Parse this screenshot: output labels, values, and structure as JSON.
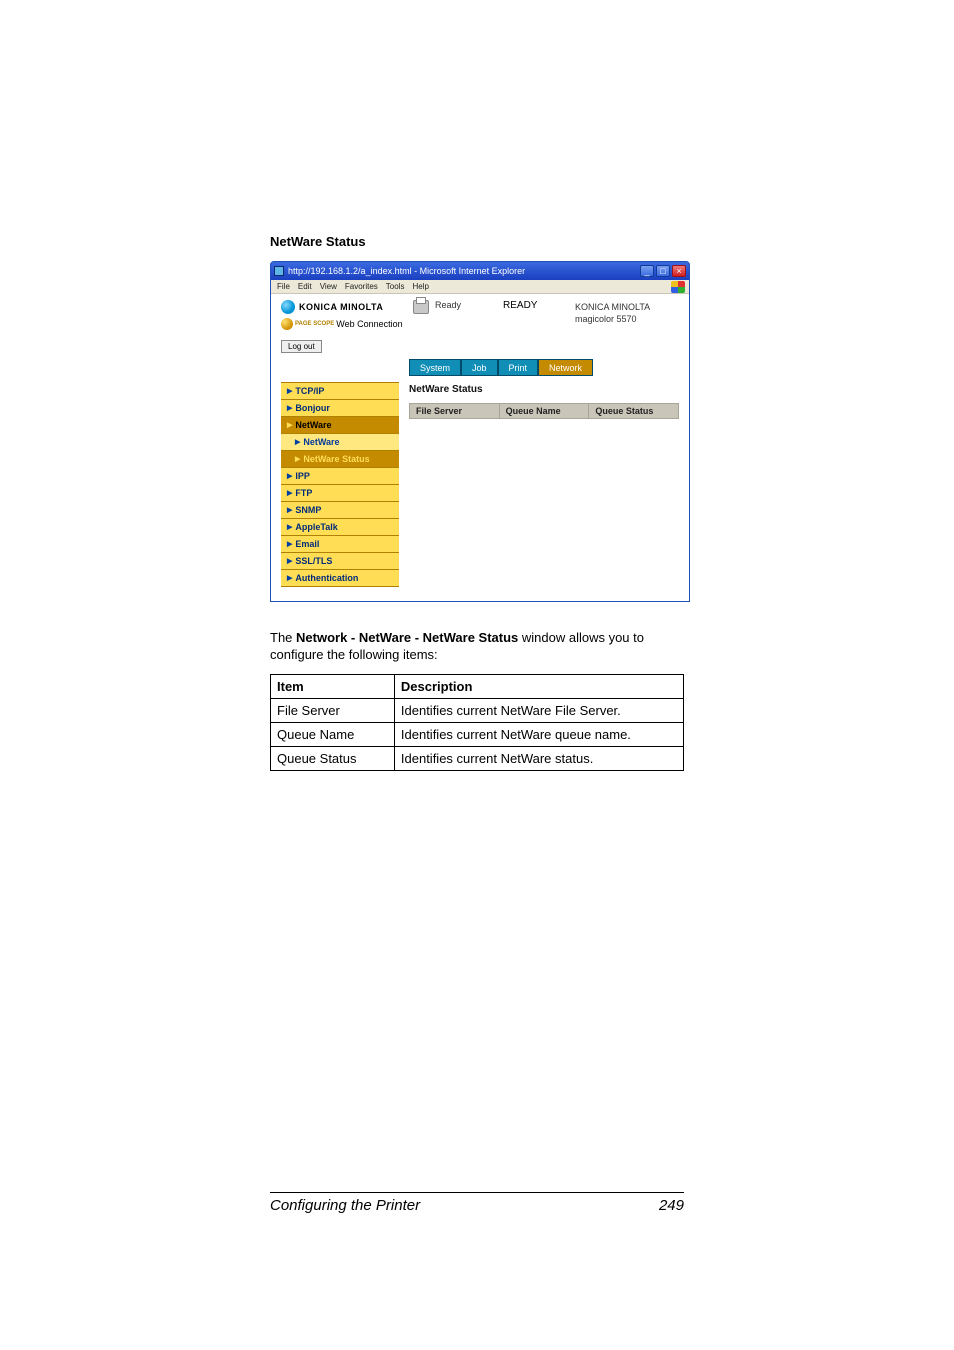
{
  "heading": "NetWare Status",
  "ie": {
    "title": "http://192.168.1.2/a_index.html - Microsoft Internet Explorer",
    "menus": [
      "File",
      "Edit",
      "View",
      "Favorites",
      "Tools",
      "Help"
    ],
    "brand": "KONICA MINOLTA",
    "pagescope_small": "PAGE SCOPE",
    "pagescope_label": "Web Connection",
    "ready_label": "Ready",
    "ready_big": "READY",
    "model_line1": "KONICA MINOLTA",
    "model_line2": "magicolor 5570",
    "logout": "Log out",
    "tabs": {
      "system": "System",
      "job": "Job",
      "print": "Print",
      "network": "Network"
    },
    "sidebar": {
      "tcpip": "TCP/IP",
      "bonjour": "Bonjour",
      "netware": "NetWare",
      "netware_sub": "NetWare",
      "netware_status": "NetWare Status",
      "ipp": "IPP",
      "ftp": "FTP",
      "snmp": "SNMP",
      "appletalk": "AppleTalk",
      "email": "Email",
      "ssltls": "SSL/TLS",
      "auth": "Authentication"
    },
    "pane_title": "NetWare Status",
    "cols": {
      "file_server": "File Server",
      "queue_name": "Queue Name",
      "queue_status": "Queue Status"
    }
  },
  "para_prefix": "The ",
  "para_bold": "Network - NetWare - NetWare Status",
  "para_suffix": " window allows you to configure the following items:",
  "table": {
    "h_item": "Item",
    "h_desc": "Description",
    "rows": [
      {
        "item": "File Server",
        "desc": "Identifies current NetWare File Server."
      },
      {
        "item": "Queue Name",
        "desc": "Identifies current NetWare queue name."
      },
      {
        "item": "Queue Status",
        "desc": "Identifies current NetWare status."
      }
    ]
  },
  "footer": {
    "title": "Configuring the Printer",
    "page": "249"
  }
}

────────────────────────────────────────

DESCRIPTION OF THE TASK | Extract every line containing the string "Identifies" from the data above.

RESPONSE TO THIS TASK |
        "desc": "Identifies current NetWare File Server."
        "desc": "Identifies current NetWare queue name."
        "desc": "Identifies current NetWare status."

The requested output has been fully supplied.